• Input:
#####
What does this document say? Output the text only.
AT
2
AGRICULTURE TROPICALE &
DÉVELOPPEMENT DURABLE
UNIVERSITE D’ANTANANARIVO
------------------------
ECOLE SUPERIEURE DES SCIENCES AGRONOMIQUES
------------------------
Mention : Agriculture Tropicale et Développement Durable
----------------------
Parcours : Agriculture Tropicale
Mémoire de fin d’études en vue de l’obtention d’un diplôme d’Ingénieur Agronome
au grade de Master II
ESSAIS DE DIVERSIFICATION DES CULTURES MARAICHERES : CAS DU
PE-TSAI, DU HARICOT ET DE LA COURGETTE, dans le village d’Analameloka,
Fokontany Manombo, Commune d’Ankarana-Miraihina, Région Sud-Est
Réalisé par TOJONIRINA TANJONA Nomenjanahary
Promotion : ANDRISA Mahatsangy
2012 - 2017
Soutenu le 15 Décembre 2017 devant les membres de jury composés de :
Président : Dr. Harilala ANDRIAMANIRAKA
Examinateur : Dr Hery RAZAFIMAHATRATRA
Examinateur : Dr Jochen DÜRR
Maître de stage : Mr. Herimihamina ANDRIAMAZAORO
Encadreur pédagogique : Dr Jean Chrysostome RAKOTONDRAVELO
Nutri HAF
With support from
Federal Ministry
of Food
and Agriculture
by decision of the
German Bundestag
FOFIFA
#####
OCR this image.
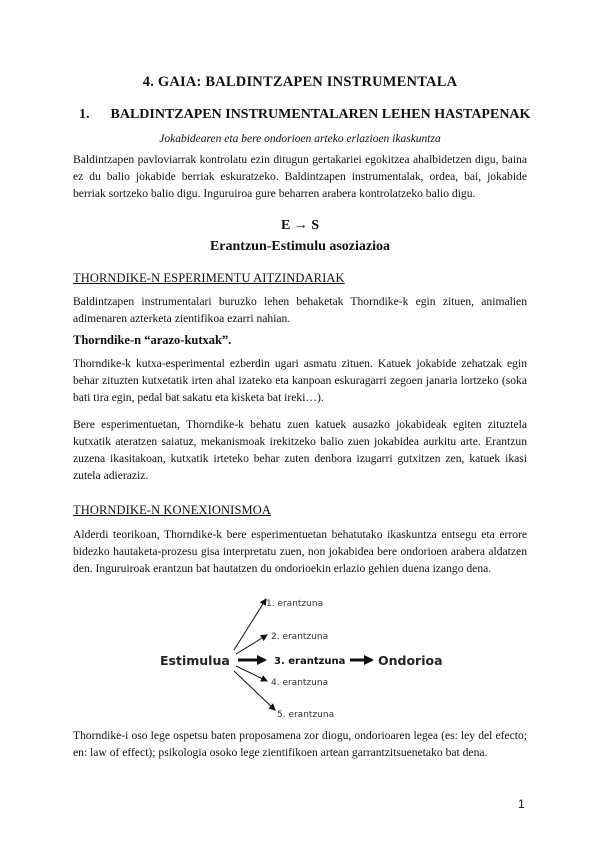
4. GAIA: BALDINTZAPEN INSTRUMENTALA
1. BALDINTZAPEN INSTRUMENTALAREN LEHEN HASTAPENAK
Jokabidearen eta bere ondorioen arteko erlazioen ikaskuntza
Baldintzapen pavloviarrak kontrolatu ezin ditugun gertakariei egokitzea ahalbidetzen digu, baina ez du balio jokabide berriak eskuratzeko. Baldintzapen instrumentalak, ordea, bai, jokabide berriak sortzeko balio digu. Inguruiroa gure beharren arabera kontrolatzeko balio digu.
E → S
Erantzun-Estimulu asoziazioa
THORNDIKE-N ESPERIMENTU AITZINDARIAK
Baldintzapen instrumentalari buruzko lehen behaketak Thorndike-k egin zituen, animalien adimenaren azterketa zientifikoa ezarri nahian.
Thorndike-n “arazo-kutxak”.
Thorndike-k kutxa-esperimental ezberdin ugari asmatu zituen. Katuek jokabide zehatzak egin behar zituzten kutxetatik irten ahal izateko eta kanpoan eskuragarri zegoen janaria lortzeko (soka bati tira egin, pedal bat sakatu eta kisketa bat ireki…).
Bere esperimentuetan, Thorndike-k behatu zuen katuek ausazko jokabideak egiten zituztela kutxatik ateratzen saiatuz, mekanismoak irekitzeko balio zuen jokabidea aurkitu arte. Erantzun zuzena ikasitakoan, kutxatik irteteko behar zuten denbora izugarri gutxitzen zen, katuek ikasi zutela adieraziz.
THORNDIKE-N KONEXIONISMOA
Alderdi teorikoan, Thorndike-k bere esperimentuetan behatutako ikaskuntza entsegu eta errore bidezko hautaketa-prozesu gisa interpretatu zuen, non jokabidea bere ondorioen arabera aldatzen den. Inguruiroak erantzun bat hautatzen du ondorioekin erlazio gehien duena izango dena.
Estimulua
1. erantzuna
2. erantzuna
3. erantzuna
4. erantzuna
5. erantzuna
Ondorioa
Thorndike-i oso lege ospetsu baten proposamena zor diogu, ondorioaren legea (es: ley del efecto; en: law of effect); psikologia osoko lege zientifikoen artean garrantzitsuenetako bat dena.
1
#####
• Written task: Copy every line in the records above that contains the word "ikaskuntza".

• Solution:
Jokabidearen eta bere ondorioen arteko erlazioen ikaskuntza
Alderdi teorikoan, Thorndike-k bere esperimentuetan behatutako ikaskuntza entsegu eta errore bidezko hautaketa-prozesu gisa interpretatu zuen, non jokabidea bere ondorioen arabera aldatzen den. Inguruiroak erantzun bat hautatzen du ondorioekin erlazio gehien duena izango dena.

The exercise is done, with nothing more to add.